EXERCISE GOAL:
Take each line containing "农政全书" and report it exactly as written.

Records from a dataset:
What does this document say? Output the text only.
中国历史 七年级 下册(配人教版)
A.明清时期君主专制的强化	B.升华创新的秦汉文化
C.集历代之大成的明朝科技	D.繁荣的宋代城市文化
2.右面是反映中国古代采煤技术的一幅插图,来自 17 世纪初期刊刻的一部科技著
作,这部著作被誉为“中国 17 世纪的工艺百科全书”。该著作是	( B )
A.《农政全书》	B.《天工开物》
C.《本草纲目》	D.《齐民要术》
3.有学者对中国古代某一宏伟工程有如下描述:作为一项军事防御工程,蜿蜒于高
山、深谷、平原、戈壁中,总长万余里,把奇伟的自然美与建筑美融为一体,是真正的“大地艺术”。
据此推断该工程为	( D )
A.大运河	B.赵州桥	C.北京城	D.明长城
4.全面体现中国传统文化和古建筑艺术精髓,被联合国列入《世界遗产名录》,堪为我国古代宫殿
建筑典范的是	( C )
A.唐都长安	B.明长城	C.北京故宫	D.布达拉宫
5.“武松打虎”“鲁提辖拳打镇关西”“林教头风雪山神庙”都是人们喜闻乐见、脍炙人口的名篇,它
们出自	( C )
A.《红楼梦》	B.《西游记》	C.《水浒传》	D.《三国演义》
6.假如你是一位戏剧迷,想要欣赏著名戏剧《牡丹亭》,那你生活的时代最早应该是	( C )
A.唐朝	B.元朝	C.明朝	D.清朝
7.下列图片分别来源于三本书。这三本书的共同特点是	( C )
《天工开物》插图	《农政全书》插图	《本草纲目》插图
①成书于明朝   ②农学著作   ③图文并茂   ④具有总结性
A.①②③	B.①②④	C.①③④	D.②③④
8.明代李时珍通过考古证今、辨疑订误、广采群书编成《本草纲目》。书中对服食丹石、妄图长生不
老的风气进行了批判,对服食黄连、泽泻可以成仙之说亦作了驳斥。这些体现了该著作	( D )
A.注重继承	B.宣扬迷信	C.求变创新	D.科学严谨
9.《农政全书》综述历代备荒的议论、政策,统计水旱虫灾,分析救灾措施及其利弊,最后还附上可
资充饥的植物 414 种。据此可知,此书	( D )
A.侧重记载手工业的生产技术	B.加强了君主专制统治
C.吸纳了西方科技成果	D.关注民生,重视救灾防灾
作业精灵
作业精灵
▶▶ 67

RIGHT ANSWER:
A.《农政全书》	B.《天工开物》
《天工开物》插图	《农政全书》插图	《本草纲目》插图
9.《农政全书》综述历代备荒的议论、政策,统计水旱虫灾,分析救灾措施及其利弊,最后还附上可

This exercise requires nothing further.